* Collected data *
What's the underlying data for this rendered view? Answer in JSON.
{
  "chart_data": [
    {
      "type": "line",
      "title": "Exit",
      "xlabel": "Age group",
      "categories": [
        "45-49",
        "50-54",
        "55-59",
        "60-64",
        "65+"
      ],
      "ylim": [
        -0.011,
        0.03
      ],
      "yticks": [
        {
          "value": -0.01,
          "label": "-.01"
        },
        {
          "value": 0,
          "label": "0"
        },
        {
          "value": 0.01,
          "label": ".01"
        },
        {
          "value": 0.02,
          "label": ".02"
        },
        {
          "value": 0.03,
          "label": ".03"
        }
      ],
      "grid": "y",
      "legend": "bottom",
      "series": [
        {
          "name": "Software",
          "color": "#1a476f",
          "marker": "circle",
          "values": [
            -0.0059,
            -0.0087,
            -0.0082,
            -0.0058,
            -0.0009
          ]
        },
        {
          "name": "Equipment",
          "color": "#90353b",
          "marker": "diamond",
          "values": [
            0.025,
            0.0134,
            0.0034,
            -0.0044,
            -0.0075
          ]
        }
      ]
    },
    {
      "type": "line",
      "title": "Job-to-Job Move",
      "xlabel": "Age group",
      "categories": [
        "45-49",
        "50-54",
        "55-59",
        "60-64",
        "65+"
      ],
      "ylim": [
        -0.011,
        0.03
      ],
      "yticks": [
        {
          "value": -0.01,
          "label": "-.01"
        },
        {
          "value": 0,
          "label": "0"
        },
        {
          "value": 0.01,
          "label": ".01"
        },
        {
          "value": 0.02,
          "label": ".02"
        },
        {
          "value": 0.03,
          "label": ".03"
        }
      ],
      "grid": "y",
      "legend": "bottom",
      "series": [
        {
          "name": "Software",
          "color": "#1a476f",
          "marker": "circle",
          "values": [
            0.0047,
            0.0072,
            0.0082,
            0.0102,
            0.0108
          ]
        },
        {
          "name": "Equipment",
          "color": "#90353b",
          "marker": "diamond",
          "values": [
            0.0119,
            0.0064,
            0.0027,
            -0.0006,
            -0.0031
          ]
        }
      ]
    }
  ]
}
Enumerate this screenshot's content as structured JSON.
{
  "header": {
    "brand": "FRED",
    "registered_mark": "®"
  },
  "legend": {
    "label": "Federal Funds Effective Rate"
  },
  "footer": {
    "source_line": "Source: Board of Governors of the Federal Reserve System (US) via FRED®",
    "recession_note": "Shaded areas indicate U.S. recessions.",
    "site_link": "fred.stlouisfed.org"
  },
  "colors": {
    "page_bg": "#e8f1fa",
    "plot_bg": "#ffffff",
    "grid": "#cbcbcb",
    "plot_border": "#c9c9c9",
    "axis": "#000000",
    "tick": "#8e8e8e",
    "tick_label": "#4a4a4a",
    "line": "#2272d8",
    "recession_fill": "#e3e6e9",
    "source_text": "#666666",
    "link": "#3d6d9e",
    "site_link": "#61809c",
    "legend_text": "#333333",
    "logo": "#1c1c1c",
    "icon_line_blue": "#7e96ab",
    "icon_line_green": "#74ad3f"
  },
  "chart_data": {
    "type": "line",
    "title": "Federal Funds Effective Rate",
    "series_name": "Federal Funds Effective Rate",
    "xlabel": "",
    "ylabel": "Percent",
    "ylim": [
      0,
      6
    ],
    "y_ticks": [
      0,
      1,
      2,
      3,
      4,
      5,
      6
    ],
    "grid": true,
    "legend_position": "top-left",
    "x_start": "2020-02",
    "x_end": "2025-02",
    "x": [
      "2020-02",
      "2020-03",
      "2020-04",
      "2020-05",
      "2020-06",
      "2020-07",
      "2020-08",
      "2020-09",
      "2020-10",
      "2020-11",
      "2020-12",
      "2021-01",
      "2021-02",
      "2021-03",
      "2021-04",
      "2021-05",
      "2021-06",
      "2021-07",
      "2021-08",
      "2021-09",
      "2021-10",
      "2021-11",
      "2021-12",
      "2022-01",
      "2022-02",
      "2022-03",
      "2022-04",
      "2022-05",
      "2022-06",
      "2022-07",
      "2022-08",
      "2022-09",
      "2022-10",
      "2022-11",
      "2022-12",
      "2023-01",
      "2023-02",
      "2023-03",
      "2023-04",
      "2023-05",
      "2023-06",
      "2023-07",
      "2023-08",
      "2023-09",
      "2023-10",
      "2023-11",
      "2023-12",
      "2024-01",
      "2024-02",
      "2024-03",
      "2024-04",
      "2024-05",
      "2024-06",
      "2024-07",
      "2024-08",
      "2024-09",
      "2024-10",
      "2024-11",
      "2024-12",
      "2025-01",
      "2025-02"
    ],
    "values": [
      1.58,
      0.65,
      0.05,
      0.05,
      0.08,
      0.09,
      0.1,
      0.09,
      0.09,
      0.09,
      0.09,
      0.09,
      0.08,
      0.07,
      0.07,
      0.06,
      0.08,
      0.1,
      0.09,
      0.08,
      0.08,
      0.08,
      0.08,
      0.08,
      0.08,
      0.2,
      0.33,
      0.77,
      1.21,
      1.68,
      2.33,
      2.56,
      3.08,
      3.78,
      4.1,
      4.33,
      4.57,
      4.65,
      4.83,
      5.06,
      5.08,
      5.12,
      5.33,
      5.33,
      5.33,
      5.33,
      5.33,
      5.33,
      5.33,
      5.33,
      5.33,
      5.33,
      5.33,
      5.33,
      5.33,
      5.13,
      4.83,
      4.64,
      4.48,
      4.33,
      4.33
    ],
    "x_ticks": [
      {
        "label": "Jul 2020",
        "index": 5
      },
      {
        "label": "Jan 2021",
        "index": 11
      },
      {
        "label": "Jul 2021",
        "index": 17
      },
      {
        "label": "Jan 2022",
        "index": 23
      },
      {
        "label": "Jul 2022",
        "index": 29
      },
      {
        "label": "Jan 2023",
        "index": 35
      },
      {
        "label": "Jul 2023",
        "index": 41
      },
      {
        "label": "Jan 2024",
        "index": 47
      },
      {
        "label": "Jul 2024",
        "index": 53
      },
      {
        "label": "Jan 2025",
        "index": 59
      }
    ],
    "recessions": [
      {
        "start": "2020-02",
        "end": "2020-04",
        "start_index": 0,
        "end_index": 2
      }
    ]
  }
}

* Your instructions *
Reproduce the listing above verbatim, from first line to last.

* Worked solution *
What's the underlying data for this rendered view? Answer in JSON.
{
  "chart_data": [
    {
      "type": "line",
      "title": "Exit",
      "xlabel": "Age group",
      "categories": [
        "45-49",
        "50-54",
        "55-59",
        "60-64",
        "65+"
      ],
      "ylim": [
        -0.011,
        0.03
      ],
      "yticks": [
        {
          "value": -0.01,
          "label": "-.01"
        },
        {
          "value": 0,
          "label": "0"
        },
        {
          "value": 0.01,
          "label": ".01"
        },
        {
          "value": 0.02,
          "label": ".02"
        },
        {
          "value": 0.03,
          "label": ".03"
        }
      ],
      "grid": "y",
      "legend": "bottom",
      "series": [
        {
          "name": "Software",
          "color": "#1a476f",
          "marker": "circle",
          "values": [
            -0.0059,
            -0.0087,
            -0.0082,
            -0.0058,
            -0.0009
          ]
        },
        {
          "name": "Equipment",
          "color": "#90353b",
          "marker": "diamond",
          "values": [
            0.025,
            0.0134,
            0.0034,
            -0.0044,
            -0.0075
          ]
        }
      ]
    },
    {
      "type": "line",
      "title": "Job-to-Job Move",
      "xlabel": "Age group",
      "categories": [
        "45-49",
        "50-54",
        "55-59",
        "60-64",
        "65+"
      ],
      "ylim": [
        -0.011,
        0.03
      ],
      "yticks": [
        {
          "value": -0.01,
          "label": "-.01"
        },
        {
          "value": 0,
          "label": "0"
        },
        {
          "value": 0.01,
          "label": ".01"
        },
        {
          "value": 0.02,
          "label": ".02"
        },
        {
          "value": 0.03,
          "label": ".03"
        }
      ],
      "grid": "y",
      "legend": "bottom",
      "series": [
        {
          "name": "Software",
          "color": "#1a476f",
          "marker": "circle",
          "values": [
            0.0047,
            0.0072,
            0.0082,
            0.0102,
            0.0108
          ]
        },
        {
          "name": "Equipment",
          "color": "#90353b",
          "marker": "diamond",
          "values": [
            0.0119,
            0.0064,
            0.0027,
            -0.0006,
            -0.0031
          ]
        }
      ]
    }
  ]
}
Enumerate this screenshot's content as structured JSON.
{
  "header": {
    "brand": "FRED",
    "registered_mark": "®"
  },
  "legend": {
    "label": "Federal Funds Effective Rate"
  },
  "footer": {
    "source_line": "Source: Board of Governors of the Federal Reserve System (US) via FRED®",
    "recession_note": "Shaded areas indicate U.S. recessions.",
    "site_link": "fred.stlouisfed.org"
  },
  "colors": {
    "page_bg": "#e8f1fa",
    "plot_bg": "#ffffff",
    "grid": "#cbcbcb",
    "plot_border": "#c9c9c9",
    "axis": "#000000",
    "tick": "#8e8e8e",
    "tick_label": "#4a4a4a",
    "line": "#2272d8",
    "recession_fill": "#e3e6e9",
    "source_text": "#666666",
    "link": "#3d6d9e",
    "site_link": "#61809c",
    "legend_text": "#333333",
    "logo": "#1c1c1c",
    "icon_line_blue": "#7e96ab",
    "icon_line_green": "#74ad3f"
  },
  "chart_data": {
    "type": "line",
    "title": "Federal Funds Effective Rate",
    "series_name": "Federal Funds Effective Rate",
    "xlabel": "",
    "ylabel": "Percent",
    "ylim": [
      0,
      6
    ],
    "y_ticks": [
      0,
      1,
      2,
      3,
      4,
      5,
      6
    ],
    "grid": true,
    "legend_position": "top-left",
    "x_start": "2020-02",
    "x_end": "2025-02",
    "x": [
      "2020-02",
      "2020-03",
      "2020-04",
      "2020-05",
      "2020-06",
      "2020-07",
      "2020-08",
      "2020-09",
      "2020-10",
      "2020-11",
      "2020-12",
      "2021-01",
      "2021-02",
      "2021-03",
      "2021-04",
      "2021-05",
      "2021-06",
      "2021-07",
      "2021-08",
      "2021-09",
      "2021-10",
      "2021-11",
      "2021-12",
      "2022-01",
      "2022-02",
      "2022-03",
      "2022-04",
      "2022-05",
      "2022-06",
      "2022-07",
      "2022-08",
      "2022-09",
      "2022-10",
      "2022-11",
      "2022-12",
      "2023-01",
      "2023-02",
      "2023-03",
      "2023-04",
      "2023-05",
      "2023-06",
      "2023-07",
      "2023-08",
      "2023-09",
      "2023-10",
      "2023-11",
      "2023-12",
      "2024-01",
      "2024-02",
      "2024-03",
      "2024-04",
      "2024-05",
      "2024-06",
      "2024-07",
      "2024-08",
      "2024-09",
      "2024-10",
      "2024-11",
      "2024-12",
      "2025-01",
      "2025-02"
    ],
    "values": [
      1.58,
      0.65,
      0.05,
      0.05,
      0.08,
      0.09,
      0.1,
      0.09,
      0.09,
      0.09,
      0.09,
      0.09,
      0.08,
      0.07,
      0.07,
      0.06,
      0.08,
      0.1,
      0.09,
      0.08,
      0.08,
      0.08,
      0.08,
      0.08,
      0.08,
      0.2,
      0.33,
      0.77,
      1.21,
      1.68,
      2.33,
      2.56,
      3.08,
      3.78,
      4.1,
      4.33,
      4.57,
      4.65,
      4.83,
      5.06,
      5.08,
      5.12,
      5.33,
      5.33,
      5.33,
      5.33,
      5.33,
      5.33,
      5.33,
      5.33,
      5.33,
      5.33,
      5.33,
      5.33,
      5.33,
      5.13,
      4.83,
      4.64,
      4.48,
      4.33,
      4.33
    ],
    "x_ticks": [
      {
        "label": "Jul 2020",
        "index": 5
      },
      {
        "label": "Jan 2021",
        "index": 11
      },
      {
        "label": "Jul 2021",
        "index": 17
      },
      {
        "label": "Jan 2022",
        "index": 23
      },
      {
        "label": "Jul 2022",
        "index": 29
      },
      {
        "label": "Jan 2023",
        "index": 35
      },
      {
        "label": "Jul 2023",
        "index": 41
      },
      {
        "label": "Jan 2024",
        "index": 47
      },
      {
        "label": "Jul 2024",
        "index": 53
      },
      {
        "label": "Jan 2025",
        "index": 59
      }
    ],
    "recessions": [
      {
        "start": "2020-02",
        "end": "2020-04",
        "start_index": 0,
        "end_index": 2
      }
    ]
  }
}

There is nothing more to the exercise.